• **Request**
Repeat each line exactly, leaving nothing out.

[Figure collection entries]
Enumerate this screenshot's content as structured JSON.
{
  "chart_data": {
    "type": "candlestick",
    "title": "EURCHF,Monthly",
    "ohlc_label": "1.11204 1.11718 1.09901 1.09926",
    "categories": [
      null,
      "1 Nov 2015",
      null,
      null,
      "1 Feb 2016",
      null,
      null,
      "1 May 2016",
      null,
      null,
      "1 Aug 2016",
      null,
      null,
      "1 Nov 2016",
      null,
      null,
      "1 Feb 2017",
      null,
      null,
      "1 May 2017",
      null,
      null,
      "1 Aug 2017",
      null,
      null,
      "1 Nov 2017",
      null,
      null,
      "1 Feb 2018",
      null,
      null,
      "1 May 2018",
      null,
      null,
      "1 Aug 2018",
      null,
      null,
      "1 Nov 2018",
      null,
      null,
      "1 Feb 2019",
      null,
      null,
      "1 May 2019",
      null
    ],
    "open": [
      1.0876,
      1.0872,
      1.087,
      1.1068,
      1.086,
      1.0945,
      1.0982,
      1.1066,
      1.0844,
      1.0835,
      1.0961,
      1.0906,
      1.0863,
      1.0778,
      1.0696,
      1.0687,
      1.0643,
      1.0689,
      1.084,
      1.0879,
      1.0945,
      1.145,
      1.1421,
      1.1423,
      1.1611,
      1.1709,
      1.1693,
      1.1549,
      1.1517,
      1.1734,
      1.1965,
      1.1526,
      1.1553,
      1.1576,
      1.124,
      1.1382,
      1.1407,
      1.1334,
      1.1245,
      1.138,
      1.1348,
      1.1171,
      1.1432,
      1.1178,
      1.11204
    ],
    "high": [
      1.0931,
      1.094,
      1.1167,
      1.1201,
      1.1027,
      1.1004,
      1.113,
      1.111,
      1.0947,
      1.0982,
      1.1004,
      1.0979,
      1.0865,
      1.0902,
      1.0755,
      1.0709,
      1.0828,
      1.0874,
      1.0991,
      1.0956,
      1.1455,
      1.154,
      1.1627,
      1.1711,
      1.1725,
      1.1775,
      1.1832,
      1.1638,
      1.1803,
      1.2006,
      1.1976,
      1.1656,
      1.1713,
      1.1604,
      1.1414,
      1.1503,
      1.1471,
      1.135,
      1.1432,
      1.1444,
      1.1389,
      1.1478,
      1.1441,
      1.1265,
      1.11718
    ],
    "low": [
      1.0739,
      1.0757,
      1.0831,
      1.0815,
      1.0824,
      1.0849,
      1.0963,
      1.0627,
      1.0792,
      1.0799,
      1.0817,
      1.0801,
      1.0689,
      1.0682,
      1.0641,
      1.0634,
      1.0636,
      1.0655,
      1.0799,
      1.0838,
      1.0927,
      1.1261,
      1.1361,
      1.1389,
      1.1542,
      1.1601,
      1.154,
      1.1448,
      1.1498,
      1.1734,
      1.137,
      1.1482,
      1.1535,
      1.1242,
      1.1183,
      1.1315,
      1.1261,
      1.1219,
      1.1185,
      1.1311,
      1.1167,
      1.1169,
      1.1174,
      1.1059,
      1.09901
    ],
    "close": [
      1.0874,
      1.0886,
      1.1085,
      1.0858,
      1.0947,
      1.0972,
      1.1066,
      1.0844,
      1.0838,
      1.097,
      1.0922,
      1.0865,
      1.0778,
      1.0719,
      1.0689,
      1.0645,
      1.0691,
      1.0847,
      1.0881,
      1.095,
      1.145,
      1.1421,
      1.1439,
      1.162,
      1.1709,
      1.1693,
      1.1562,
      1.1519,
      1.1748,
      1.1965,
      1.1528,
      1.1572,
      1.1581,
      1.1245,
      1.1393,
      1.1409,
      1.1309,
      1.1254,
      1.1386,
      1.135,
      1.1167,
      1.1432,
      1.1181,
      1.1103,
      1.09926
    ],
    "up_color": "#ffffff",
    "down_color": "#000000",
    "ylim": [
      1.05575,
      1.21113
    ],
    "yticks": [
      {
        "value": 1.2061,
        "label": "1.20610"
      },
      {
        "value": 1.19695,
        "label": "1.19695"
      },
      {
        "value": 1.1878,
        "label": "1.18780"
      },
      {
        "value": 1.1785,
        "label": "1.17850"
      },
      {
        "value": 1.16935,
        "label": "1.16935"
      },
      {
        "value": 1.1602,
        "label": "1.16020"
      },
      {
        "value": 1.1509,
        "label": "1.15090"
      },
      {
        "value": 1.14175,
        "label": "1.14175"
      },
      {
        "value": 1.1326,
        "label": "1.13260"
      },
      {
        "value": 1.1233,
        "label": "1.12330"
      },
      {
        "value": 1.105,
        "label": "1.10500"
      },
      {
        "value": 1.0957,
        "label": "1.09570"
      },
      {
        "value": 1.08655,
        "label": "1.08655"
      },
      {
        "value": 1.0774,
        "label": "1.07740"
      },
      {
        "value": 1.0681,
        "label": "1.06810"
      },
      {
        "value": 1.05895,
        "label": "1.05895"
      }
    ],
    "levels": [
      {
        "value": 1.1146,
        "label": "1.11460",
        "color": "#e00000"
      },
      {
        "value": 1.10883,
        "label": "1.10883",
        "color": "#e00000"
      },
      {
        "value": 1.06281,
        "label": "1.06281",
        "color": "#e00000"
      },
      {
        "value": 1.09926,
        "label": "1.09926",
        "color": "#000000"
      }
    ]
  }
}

• **Response**
Enumerate this screenshot's content as structured JSON.
{
  "chart_data": {
    "type": "candlestick",
    "title": "EURCHF,Monthly",
    "ohlc_label": "1.11204 1.11718 1.09901 1.09926",
    "categories": [
      null,
      "1 Nov 2015",
      null,
      null,
      "1 Feb 2016",
      null,
      null,
      "1 May 2016",
      null,
      null,
      "1 Aug 2016",
      null,
      null,
      "1 Nov 2016",
      null,
      null,
      "1 Feb 2017",
      null,
      null,
      "1 May 2017",
      null,
      null,
      "1 Aug 2017",
      null,
      null,
      "1 Nov 2017",
      null,
      null,
      "1 Feb 2018",
      null,
      null,
      "1 May 2018",
      null,
      null,
      "1 Aug 2018",
      null,
      null,
      "1 Nov 2018",
      null,
      null,
      "1 Feb 2019",
      null,
      null,
      "1 May 2019",
      null
    ],
    "open": [
      1.0876,
      1.0872,
      1.087,
      1.1068,
      1.086,
      1.0945,
      1.0982,
      1.1066,
      1.0844,
      1.0835,
      1.0961,
      1.0906,
      1.0863,
      1.0778,
      1.0696,
      1.0687,
      1.0643,
      1.0689,
      1.084,
      1.0879,
      1.0945,
      1.145,
      1.1421,
      1.1423,
      1.1611,
      1.1709,
      1.1693,
      1.1549,
      1.1517,
      1.1734,
      1.1965,
      1.1526,
      1.1553,
      1.1576,
      1.124,
      1.1382,
      1.1407,
      1.1334,
      1.1245,
      1.138,
      1.1348,
      1.1171,
      1.1432,
      1.1178,
      1.11204
    ],
    "high": [
      1.0931,
      1.094,
      1.1167,
      1.1201,
      1.1027,
      1.1004,
      1.113,
      1.111,
      1.0947,
      1.0982,
      1.1004,
      1.0979,
      1.0865,
      1.0902,
      1.0755,
      1.0709,
      1.0828,
      1.0874,
      1.0991,
      1.0956,
      1.1455,
      1.154,
      1.1627,
      1.1711,
      1.1725,
      1.1775,
      1.1832,
      1.1638,
      1.1803,
      1.2006,
      1.1976,
      1.1656,
      1.1713,
      1.1604,
      1.1414,
      1.1503,
      1.1471,
      1.135,
      1.1432,
      1.1444,
      1.1389,
      1.1478,
      1.1441,
      1.1265,
      1.11718
    ],
    "low": [
      1.0739,
      1.0757,
      1.0831,
      1.0815,
      1.0824,
      1.0849,
      1.0963,
      1.0627,
      1.0792,
      1.0799,
      1.0817,
      1.0801,
      1.0689,
      1.0682,
      1.0641,
      1.0634,
      1.0636,
      1.0655,
      1.0799,
      1.0838,
      1.0927,
      1.1261,
      1.1361,
      1.1389,
      1.1542,
      1.1601,
      1.154,
      1.1448,
      1.1498,
      1.1734,
      1.137,
      1.1482,
      1.1535,
      1.1242,
      1.1183,
      1.1315,
      1.1261,
      1.1219,
      1.1185,
      1.1311,
      1.1167,
      1.1169,
      1.1174,
      1.1059,
      1.09901
    ],
    "close": [
      1.0874,
      1.0886,
      1.1085,
      1.0858,
      1.0947,
      1.0972,
      1.1066,
      1.0844,
      1.0838,
      1.097,
      1.0922,
      1.0865,
      1.0778,
      1.0719,
      1.0689,
      1.0645,
      1.0691,
      1.0847,
      1.0881,
      1.095,
      1.145,
      1.1421,
      1.1439,
      1.162,
      1.1709,
      1.1693,
      1.1562,
      1.1519,
      1.1748,
      1.1965,
      1.1528,
      1.1572,
      1.1581,
      1.1245,
      1.1393,
      1.1409,
      1.1309,
      1.1254,
      1.1386,
      1.135,
      1.1167,
      1.1432,
      1.1181,
      1.1103,
      1.09926
    ],
    "up_color": "#ffffff",
    "down_color": "#000000",
    "ylim": [
      1.05575,
      1.21113
    ],
    "yticks": [
      {
        "value": 1.2061,
        "label": "1.20610"
      },
      {
        "value": 1.19695,
        "label": "1.19695"
      },
      {
        "value": 1.1878,
        "label": "1.18780"
      },
      {
        "value": 1.1785,
        "label": "1.17850"
      },
      {
        "value": 1.16935,
        "label": "1.16935"
      },
      {
        "value": 1.1602,
        "label": "1.16020"
      },
      {
        "value": 1.1509,
        "label": "1.15090"
      },
      {
        "value": 1.14175,
        "label": "1.14175"
      },
      {
        "value": 1.1326,
        "label": "1.13260"
      },
      {
        "value": 1.1233,
        "label": "1.12330"
      },
      {
        "value": 1.105,
        "label": "1.10500"
      },
      {
        "value": 1.0957,
        "label": "1.09570"
      },
      {
        "value": 1.08655,
        "label": "1.08655"
      },
      {
        "value": 1.0774,
        "label": "1.07740"
      },
      {
        "value": 1.0681,
        "label": "1.06810"
      },
      {
        "value": 1.05895,
        "label": "1.05895"
      }
    ],
    "levels": [
      {
        "value": 1.1146,
        "label": "1.11460",
        "color": "#e00000"
      },
      {
        "value": 1.10883,
        "label": "1.10883",
        "color": "#e00000"
      },
      {
        "value": 1.06281,
        "label": "1.06281",
        "color": "#e00000"
      },
      {
        "value": 1.09926,
        "label": "1.09926",
        "color": "#000000"
      }
    ]
  }
}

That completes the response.